Task objective: Every entry needs to be printed exactly, please.

Material to process:

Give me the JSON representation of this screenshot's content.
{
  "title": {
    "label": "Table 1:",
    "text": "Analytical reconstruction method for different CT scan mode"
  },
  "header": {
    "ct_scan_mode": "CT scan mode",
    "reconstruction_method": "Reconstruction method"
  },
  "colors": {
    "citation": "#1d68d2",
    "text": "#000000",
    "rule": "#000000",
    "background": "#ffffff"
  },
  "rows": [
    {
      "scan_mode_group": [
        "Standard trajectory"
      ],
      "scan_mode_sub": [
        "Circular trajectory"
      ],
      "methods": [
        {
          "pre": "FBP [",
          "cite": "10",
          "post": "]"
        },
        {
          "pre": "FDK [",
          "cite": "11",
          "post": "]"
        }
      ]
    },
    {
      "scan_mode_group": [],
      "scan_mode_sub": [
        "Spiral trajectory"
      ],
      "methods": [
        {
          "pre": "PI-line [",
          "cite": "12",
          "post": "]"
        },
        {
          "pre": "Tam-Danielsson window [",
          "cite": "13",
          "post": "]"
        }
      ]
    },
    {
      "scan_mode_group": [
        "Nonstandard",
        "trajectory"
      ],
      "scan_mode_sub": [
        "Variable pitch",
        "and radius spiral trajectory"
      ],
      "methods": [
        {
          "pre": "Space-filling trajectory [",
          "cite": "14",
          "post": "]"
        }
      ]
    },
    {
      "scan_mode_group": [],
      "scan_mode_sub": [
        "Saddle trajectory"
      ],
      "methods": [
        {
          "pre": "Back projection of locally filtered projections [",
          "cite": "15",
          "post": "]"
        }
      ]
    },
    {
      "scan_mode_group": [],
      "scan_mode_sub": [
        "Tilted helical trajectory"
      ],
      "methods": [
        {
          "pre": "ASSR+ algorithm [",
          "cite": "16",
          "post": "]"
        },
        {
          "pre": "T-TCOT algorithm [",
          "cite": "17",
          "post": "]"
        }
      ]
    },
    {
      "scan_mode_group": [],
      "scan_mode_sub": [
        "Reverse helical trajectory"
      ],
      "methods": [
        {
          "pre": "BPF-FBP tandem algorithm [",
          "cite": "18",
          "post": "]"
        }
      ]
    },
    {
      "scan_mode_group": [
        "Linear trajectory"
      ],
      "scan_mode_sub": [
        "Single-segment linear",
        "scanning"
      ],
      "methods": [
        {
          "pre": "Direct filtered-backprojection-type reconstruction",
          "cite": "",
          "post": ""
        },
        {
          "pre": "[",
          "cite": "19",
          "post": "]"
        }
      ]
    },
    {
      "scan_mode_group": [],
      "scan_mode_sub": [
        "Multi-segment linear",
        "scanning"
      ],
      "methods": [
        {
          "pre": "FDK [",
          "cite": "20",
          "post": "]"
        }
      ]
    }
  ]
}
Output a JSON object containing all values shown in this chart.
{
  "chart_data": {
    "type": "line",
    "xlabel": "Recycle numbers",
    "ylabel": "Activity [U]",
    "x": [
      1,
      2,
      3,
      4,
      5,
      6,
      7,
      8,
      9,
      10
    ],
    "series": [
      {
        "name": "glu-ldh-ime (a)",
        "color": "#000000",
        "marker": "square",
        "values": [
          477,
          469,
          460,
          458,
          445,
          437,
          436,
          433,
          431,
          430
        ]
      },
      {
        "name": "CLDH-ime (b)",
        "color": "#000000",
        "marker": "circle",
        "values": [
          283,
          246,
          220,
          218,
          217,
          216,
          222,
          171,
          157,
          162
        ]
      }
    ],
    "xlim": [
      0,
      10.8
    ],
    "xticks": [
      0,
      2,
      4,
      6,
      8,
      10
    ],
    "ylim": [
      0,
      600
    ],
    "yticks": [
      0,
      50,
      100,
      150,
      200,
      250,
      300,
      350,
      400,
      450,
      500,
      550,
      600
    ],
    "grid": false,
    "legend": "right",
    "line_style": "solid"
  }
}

The solution:
Give me the JSON representation of this screenshot's content.
{
  "title": {
    "label": "Table 1:",
    "text": "Analytical reconstruction method for different CT scan mode"
  },
  "header": {
    "ct_scan_mode": "CT scan mode",
    "reconstruction_method": "Reconstruction method"
  },
  "colors": {
    "citation": "#1d68d2",
    "text": "#000000",
    "rule": "#000000",
    "background": "#ffffff"
  },
  "rows": [
    {
      "scan_mode_group": [
        "Standard trajectory"
      ],
      "scan_mode_sub": [
        "Circular trajectory"
      ],
      "methods": [
        {
          "pre": "FBP [",
          "cite": "10",
          "post": "]"
        },
        {
          "pre": "FDK [",
          "cite": "11",
          "post": "]"
        }
      ]
    },
    {
      "scan_mode_group": [],
      "scan_mode_sub": [
        "Spiral trajectory"
      ],
      "methods": [
        {
          "pre": "PI-line [",
          "cite": "12",
          "post": "]"
        },
        {
          "pre": "Tam-Danielsson window [",
          "cite": "13",
          "post": "]"
        }
      ]
    },
    {
      "scan_mode_group": [
        "Nonstandard",
        "trajectory"
      ],
      "scan_mode_sub": [
        "Variable pitch",
        "and radius spiral trajectory"
      ],
      "methods": [
        {
          "pre": "Space-filling trajectory [",
          "cite": "14",
          "post": "]"
        }
      ]
    },
    {
      "scan_mode_group": [],
      "scan_mode_sub": [
        "Saddle trajectory"
      ],
      "methods": [
        {
          "pre": "Back projection of locally filtered projections [",
          "cite": "15",
          "post": "]"
        }
      ]
    },
    {
      "scan_mode_group": [],
      "scan_mode_sub": [
        "Tilted helical trajectory"
      ],
      "methods": [
        {
          "pre": "ASSR+ algorithm [",
          "cite": "16",
          "post": "]"
        },
        {
          "pre": "T-TCOT algorithm [",
          "cite": "17",
          "post": "]"
        }
      ]
    },
    {
      "scan_mode_group": [],
      "scan_mode_sub": [
        "Reverse helical trajectory"
      ],
      "methods": [
        {
          "pre": "BPF-FBP tandem algorithm [",
          "cite": "18",
          "post": "]"
        }
      ]
    },
    {
      "scan_mode_group": [
        "Linear trajectory"
      ],
      "scan_mode_sub": [
        "Single-segment linear",
        "scanning"
      ],
      "methods": [
        {
          "pre": "Direct filtered-backprojection-type reconstruction",
          "cite": "",
          "post": ""
        },
        {
          "pre": "[",
          "cite": "19",
          "post": "]"
        }
      ]
    },
    {
      "scan_mode_group": [],
      "scan_mode_sub": [
        "Multi-segment linear",
        "scanning"
      ],
      "methods": [
        {
          "pre": "FDK [",
          "cite": "20",
          "post": "]"
        }
      ]
    }
  ]
}
Output a JSON object containing all values shown in this chart.
{
  "chart_data": {
    "type": "line",
    "xlabel": "Recycle numbers",
    "ylabel": "Activity [U]",
    "x": [
      1,
      2,
      3,
      4,
      5,
      6,
      7,
      8,
      9,
      10
    ],
    "series": [
      {
        "name": "glu-ldh-ime (a)",
        "color": "#000000",
        "marker": "square",
        "values": [
          477,
          469,
          460,
          458,
          445,
          437,
          436,
          433,
          431,
          430
        ]
      },
      {
        "name": "CLDH-ime (b)",
        "color": "#000000",
        "marker": "circle",
        "values": [
          283,
          246,
          220,
          218,
          217,
          216,
          222,
          171,
          157,
          162
        ]
      }
    ],
    "xlim": [
      0,
      10.8
    ],
    "xticks": [
      0,
      2,
      4,
      6,
      8,
      10
    ],
    "ylim": [
      0,
      600
    ],
    "yticks": [
      0,
      50,
      100,
      150,
      200,
      250,
      300,
      350,
      400,
      450,
      500,
      550,
      600
    ],
    "grid": false,
    "legend": "right",
    "line_style": "solid"
  }
}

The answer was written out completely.